Records to process:
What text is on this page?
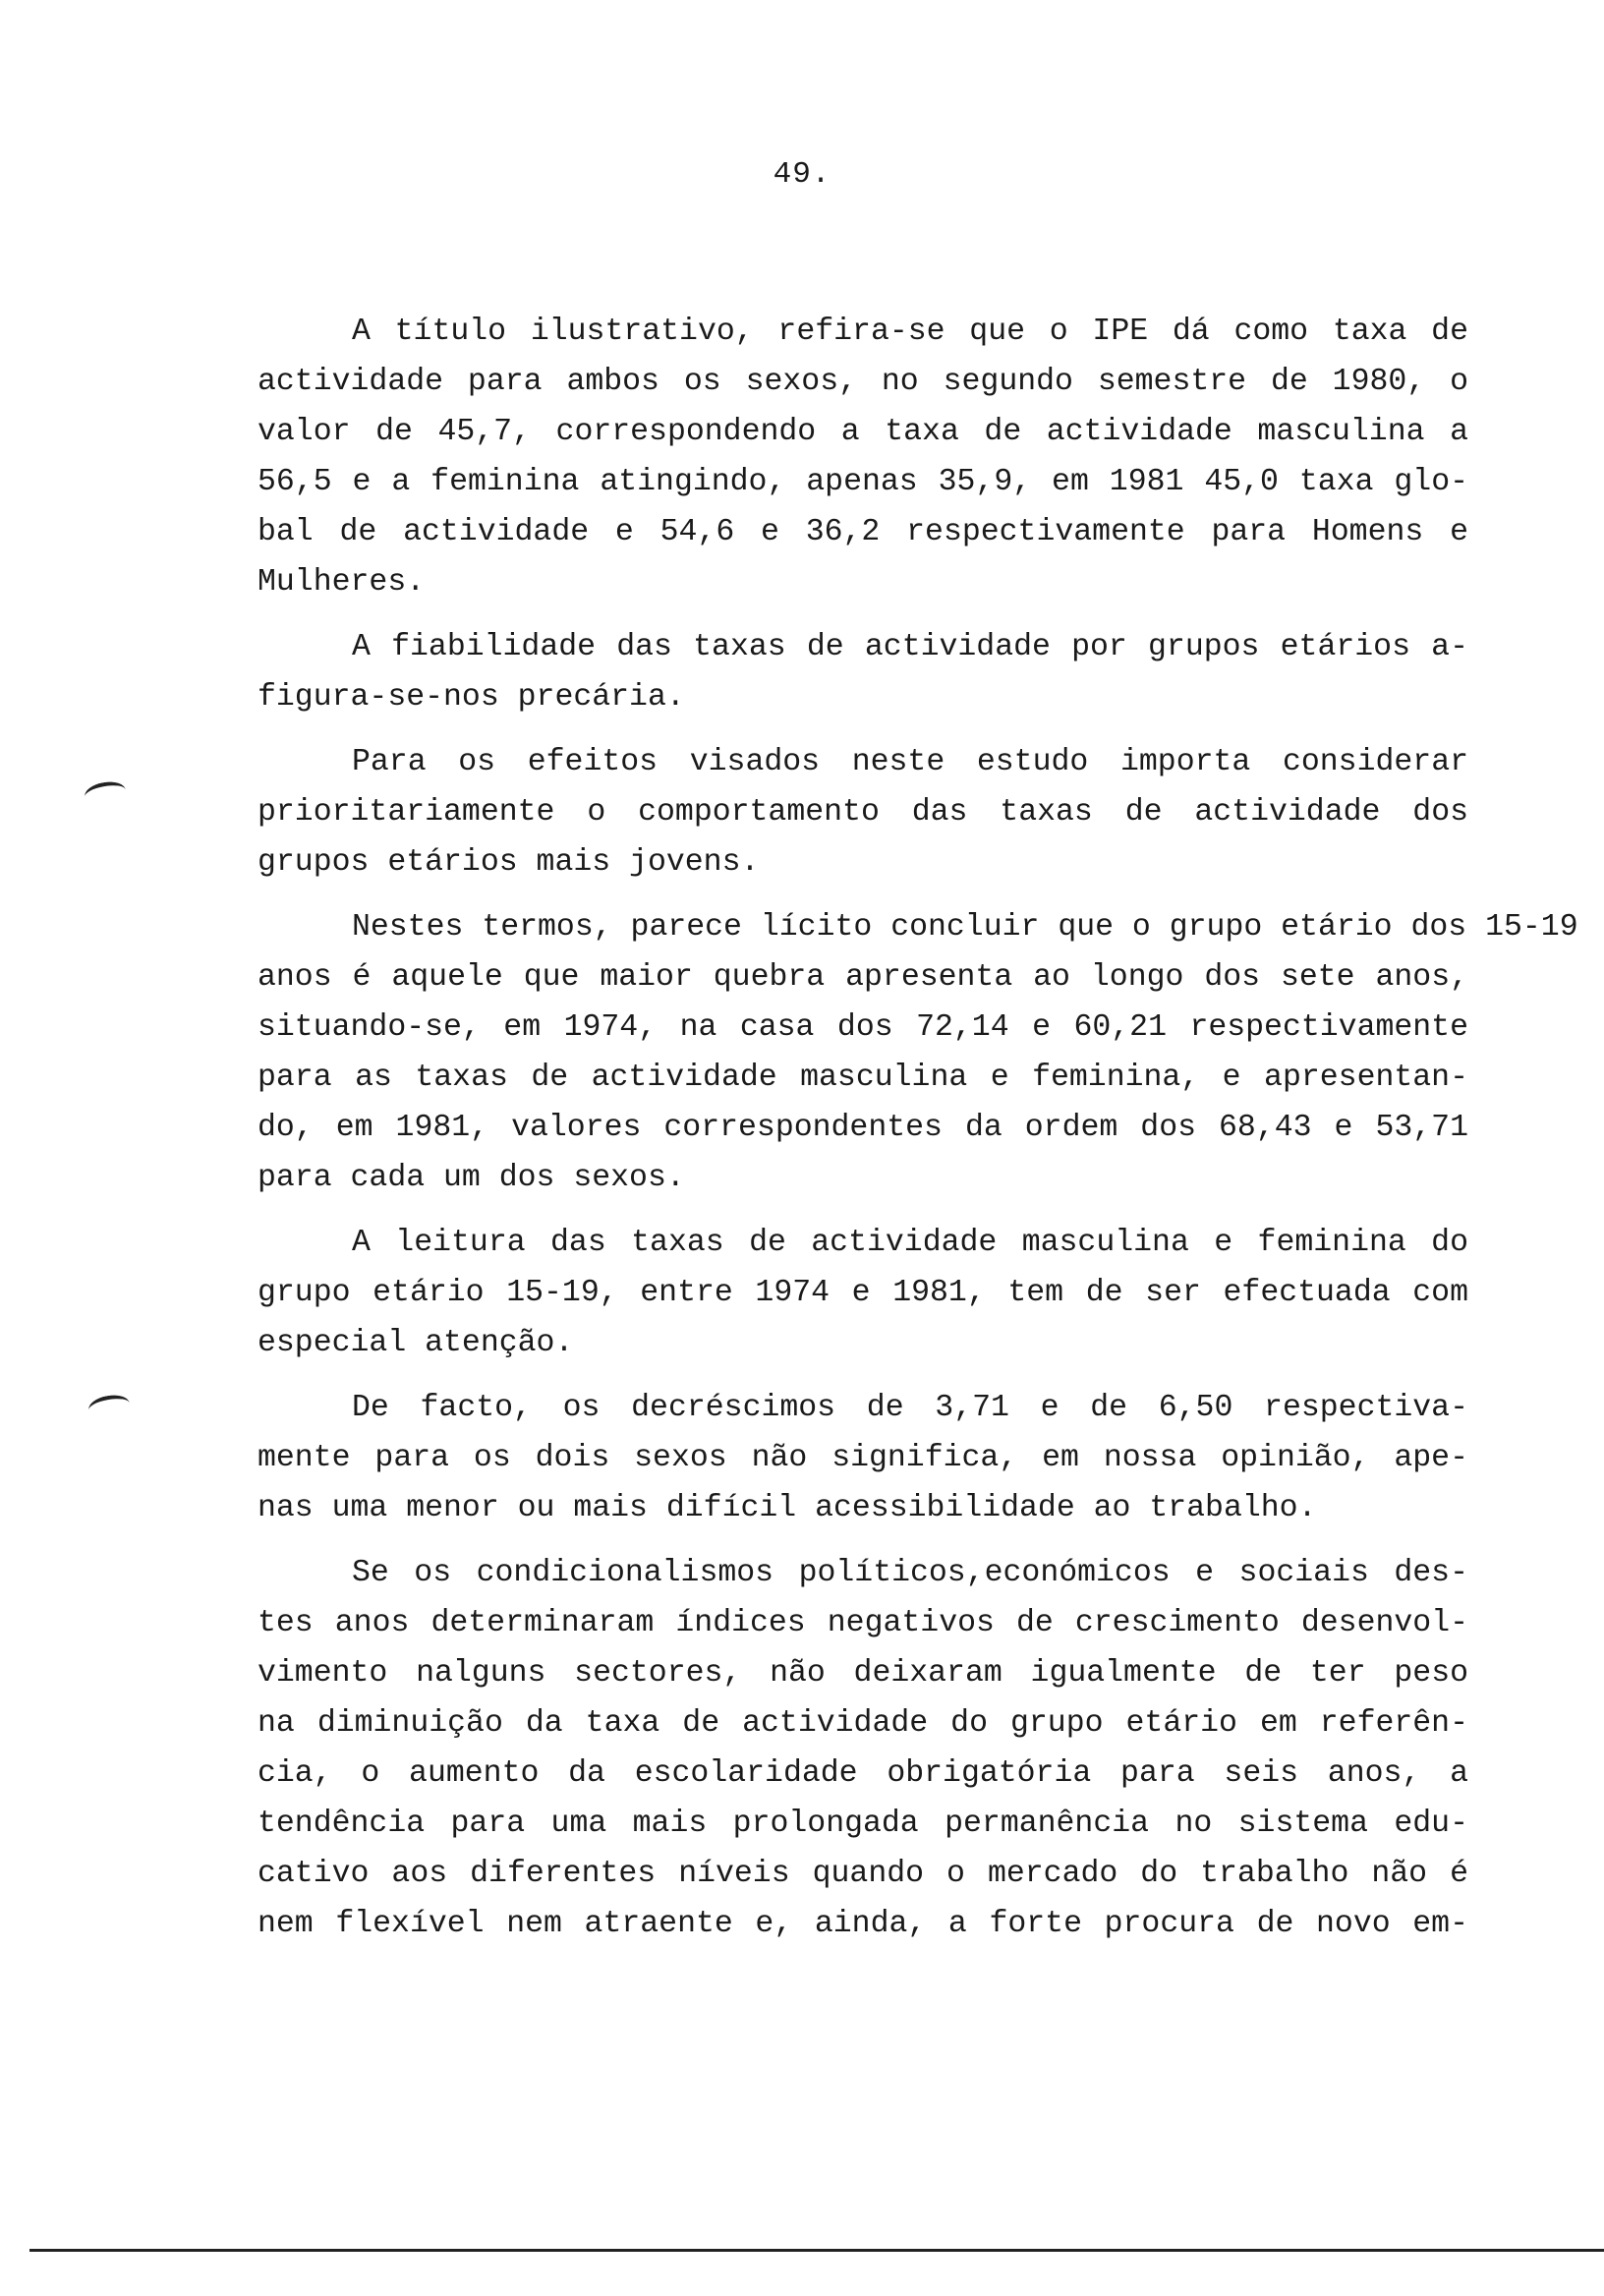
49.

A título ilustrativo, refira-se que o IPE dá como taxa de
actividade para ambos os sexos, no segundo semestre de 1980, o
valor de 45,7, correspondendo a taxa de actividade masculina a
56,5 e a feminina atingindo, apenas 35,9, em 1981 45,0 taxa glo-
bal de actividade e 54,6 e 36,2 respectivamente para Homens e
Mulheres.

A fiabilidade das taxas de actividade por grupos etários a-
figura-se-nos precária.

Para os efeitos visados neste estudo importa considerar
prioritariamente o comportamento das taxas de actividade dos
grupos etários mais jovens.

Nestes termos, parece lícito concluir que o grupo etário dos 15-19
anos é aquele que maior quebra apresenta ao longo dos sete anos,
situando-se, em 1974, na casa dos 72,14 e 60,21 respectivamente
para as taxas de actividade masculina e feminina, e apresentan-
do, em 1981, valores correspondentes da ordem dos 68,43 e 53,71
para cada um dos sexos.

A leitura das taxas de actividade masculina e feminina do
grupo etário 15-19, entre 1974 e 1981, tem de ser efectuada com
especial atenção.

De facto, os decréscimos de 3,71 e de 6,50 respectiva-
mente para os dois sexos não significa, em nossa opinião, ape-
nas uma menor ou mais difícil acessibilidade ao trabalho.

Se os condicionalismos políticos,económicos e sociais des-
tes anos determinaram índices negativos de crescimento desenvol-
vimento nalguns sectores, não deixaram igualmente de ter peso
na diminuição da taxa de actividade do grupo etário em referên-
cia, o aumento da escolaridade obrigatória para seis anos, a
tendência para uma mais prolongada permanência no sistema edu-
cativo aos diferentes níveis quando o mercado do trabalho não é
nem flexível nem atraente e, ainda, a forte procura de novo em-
--
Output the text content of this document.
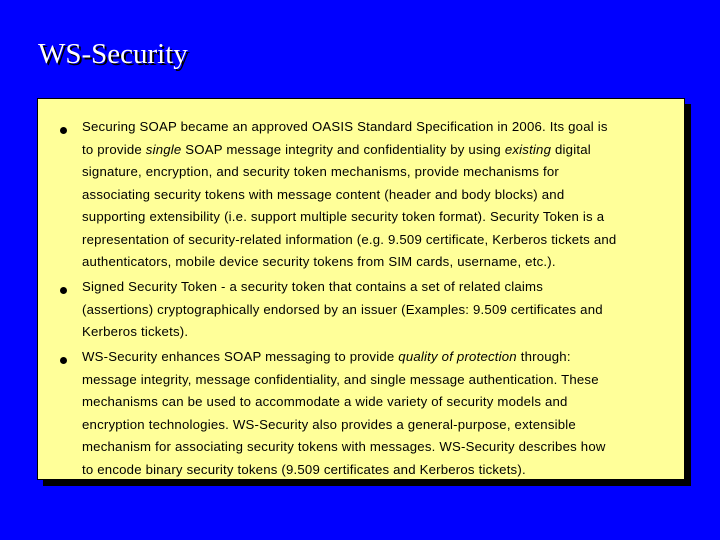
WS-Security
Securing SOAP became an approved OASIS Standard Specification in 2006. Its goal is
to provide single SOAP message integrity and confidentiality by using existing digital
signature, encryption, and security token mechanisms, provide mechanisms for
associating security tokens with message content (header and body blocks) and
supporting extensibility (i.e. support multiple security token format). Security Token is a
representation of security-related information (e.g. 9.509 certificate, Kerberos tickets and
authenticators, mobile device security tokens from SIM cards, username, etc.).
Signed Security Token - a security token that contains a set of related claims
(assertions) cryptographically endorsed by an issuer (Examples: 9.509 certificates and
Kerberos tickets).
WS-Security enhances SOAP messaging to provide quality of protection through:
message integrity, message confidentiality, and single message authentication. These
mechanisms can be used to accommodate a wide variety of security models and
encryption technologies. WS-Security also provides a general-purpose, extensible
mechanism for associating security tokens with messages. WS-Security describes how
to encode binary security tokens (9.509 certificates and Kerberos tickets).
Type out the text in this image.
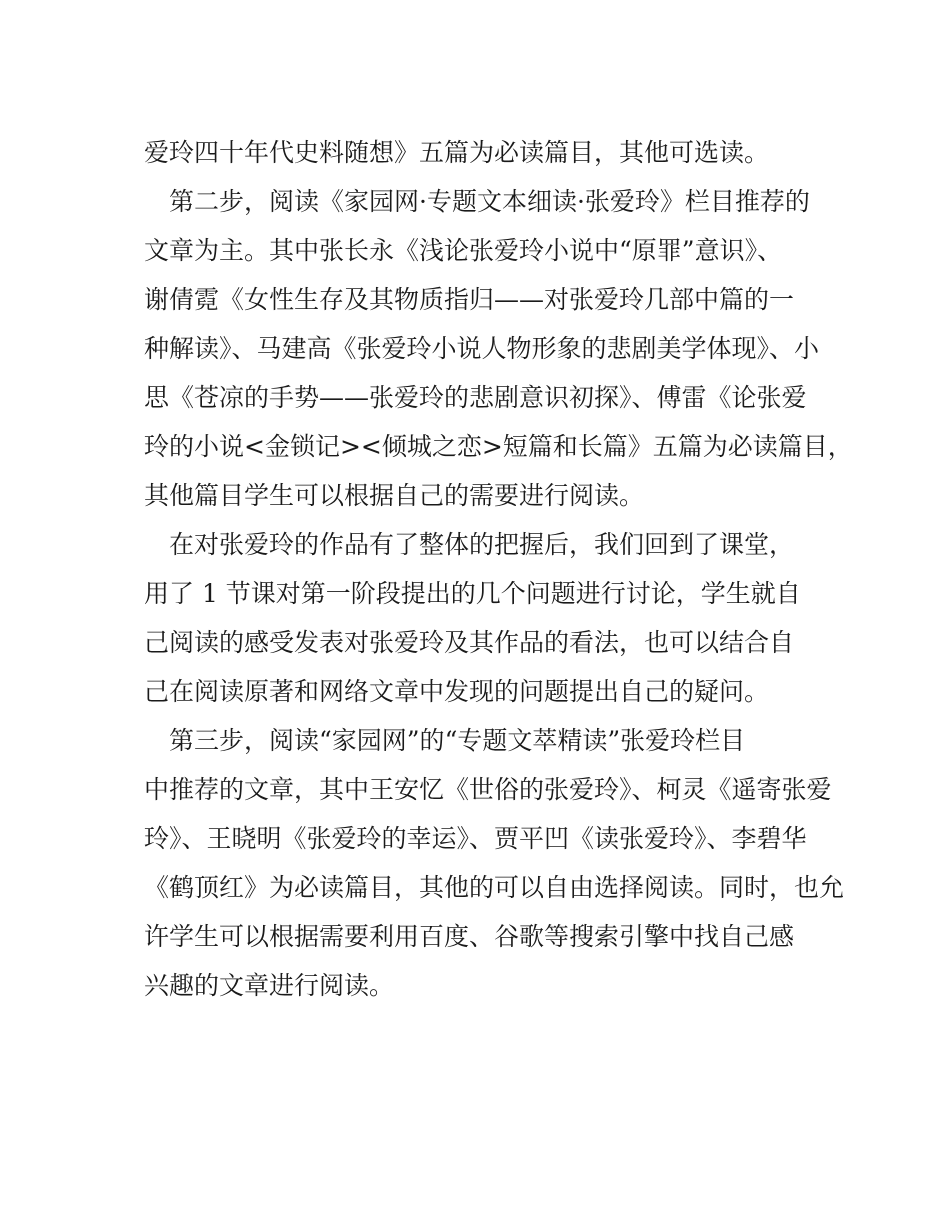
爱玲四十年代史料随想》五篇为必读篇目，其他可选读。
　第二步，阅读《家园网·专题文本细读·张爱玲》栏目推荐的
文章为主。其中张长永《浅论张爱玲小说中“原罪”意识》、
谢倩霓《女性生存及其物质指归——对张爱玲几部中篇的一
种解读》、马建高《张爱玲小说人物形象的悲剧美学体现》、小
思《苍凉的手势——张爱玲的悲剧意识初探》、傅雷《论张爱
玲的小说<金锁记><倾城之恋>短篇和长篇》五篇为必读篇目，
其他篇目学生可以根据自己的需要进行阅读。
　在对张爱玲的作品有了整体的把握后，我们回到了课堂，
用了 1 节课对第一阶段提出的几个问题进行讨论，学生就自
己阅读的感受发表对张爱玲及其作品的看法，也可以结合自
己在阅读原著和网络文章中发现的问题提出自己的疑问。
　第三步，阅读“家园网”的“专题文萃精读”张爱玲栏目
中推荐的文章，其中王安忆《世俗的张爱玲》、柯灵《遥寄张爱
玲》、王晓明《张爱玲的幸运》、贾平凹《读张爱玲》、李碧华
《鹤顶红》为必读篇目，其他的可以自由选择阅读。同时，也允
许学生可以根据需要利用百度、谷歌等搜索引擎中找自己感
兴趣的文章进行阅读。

Written task:
Give the count of lines holding the word "certificates", with no other words.

Response for this exercise:
2